YOUR OBJECTIVE →
Pull each line holding "content" out of the entries below.

____________________

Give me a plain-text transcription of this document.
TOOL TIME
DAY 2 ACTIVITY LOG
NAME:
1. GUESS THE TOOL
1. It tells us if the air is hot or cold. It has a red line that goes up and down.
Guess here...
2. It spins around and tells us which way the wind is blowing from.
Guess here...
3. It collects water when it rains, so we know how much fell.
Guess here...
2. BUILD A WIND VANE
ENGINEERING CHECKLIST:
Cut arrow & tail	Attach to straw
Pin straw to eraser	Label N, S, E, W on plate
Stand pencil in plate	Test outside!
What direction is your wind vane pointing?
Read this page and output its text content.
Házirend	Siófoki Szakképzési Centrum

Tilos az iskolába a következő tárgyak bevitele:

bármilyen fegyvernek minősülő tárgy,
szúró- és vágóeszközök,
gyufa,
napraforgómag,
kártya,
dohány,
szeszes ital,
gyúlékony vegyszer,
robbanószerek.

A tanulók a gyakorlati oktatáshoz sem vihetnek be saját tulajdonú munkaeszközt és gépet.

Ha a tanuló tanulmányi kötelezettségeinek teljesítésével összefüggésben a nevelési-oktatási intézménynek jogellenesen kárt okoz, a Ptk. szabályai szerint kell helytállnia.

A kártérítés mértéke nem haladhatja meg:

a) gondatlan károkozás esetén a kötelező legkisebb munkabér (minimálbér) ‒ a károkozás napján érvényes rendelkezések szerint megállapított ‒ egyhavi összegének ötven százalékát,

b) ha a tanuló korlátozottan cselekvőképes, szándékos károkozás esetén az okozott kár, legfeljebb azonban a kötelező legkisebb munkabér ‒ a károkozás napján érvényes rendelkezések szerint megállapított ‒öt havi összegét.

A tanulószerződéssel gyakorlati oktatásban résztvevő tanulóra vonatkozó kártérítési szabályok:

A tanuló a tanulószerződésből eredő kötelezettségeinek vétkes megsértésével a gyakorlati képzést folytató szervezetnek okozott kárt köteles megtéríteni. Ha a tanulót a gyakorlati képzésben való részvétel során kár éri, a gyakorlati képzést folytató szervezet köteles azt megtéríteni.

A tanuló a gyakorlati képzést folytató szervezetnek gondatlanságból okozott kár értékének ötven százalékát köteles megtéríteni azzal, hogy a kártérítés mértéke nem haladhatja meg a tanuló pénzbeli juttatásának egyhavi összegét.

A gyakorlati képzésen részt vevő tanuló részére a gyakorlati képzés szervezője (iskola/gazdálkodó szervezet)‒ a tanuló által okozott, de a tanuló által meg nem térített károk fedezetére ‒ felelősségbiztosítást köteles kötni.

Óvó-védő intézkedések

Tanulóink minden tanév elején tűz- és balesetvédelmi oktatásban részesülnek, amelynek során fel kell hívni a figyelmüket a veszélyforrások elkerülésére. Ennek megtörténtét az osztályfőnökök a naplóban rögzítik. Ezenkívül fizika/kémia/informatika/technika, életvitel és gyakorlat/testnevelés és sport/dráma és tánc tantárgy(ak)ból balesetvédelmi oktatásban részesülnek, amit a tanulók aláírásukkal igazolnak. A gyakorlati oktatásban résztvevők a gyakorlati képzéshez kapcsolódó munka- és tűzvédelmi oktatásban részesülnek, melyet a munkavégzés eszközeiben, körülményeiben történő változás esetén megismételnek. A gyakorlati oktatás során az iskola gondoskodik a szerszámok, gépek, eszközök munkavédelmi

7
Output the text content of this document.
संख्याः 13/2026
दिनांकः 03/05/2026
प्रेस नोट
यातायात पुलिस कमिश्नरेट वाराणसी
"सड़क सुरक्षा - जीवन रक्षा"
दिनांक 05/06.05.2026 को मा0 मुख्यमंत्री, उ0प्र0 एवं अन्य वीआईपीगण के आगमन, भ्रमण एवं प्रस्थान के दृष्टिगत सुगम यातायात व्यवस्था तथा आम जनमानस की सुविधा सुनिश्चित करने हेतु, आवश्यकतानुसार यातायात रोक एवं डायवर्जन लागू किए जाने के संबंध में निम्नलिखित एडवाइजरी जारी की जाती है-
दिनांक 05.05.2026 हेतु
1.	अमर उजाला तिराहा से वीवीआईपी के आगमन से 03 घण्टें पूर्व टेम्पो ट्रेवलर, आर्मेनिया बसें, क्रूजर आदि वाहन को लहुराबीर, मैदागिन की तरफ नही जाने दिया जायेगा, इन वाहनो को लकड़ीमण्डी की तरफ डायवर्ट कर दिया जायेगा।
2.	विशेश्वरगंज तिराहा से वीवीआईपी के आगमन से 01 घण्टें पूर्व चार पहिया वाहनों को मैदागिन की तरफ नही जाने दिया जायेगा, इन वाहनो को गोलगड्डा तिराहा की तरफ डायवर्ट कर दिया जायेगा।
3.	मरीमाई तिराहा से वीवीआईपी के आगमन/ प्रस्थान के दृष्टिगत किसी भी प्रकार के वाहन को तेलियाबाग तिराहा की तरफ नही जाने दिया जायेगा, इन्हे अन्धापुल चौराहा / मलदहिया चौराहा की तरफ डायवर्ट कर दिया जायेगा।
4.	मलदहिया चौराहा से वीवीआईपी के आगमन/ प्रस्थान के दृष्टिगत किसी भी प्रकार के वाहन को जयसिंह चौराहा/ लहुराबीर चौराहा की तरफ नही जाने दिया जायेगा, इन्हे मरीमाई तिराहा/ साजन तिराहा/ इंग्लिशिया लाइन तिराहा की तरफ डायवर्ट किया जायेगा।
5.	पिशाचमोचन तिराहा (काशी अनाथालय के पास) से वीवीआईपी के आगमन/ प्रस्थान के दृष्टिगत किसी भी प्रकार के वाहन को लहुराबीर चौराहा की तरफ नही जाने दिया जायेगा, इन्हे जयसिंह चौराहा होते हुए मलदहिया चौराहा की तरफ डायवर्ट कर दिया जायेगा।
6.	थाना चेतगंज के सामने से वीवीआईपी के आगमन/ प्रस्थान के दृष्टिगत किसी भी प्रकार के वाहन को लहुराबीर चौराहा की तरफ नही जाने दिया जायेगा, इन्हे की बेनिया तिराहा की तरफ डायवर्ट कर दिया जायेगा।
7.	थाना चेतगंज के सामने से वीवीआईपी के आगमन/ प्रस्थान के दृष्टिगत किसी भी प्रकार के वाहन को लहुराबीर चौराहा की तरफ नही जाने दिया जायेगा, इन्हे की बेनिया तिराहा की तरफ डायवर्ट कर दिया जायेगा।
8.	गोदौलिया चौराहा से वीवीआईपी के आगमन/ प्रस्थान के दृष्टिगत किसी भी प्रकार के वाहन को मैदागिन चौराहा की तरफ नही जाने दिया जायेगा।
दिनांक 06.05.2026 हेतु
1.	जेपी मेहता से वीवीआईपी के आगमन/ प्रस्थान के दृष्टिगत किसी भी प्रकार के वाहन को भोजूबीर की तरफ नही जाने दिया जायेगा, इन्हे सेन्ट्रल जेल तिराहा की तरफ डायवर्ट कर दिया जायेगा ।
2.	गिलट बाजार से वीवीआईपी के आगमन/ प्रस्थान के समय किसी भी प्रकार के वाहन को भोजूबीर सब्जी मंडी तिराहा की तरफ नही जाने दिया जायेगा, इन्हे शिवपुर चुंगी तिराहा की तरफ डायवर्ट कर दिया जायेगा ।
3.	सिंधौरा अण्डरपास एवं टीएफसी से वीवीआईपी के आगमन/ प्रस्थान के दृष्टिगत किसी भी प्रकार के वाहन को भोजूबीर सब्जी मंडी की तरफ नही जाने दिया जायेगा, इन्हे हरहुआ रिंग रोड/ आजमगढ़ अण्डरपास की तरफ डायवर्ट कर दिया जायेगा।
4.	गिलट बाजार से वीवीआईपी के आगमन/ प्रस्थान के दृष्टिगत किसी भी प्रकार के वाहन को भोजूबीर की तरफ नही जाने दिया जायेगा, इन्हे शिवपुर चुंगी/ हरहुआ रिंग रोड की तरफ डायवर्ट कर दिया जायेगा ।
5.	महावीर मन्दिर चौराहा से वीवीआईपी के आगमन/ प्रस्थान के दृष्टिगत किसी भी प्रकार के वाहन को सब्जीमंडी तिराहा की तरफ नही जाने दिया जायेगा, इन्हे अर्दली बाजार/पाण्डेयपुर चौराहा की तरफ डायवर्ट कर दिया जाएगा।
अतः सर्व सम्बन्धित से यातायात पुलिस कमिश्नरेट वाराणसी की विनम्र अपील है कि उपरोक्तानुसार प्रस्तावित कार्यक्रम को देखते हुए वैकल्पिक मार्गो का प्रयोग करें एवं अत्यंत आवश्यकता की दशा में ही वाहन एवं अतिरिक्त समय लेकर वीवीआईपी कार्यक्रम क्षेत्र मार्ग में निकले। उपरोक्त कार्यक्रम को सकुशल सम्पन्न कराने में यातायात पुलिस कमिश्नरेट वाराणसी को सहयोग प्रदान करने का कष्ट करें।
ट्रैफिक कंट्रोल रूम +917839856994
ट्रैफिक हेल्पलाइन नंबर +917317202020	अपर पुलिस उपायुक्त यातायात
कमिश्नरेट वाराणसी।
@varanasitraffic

____________________

REPLY →
Read this page and output its text content.
Output the text content of this document.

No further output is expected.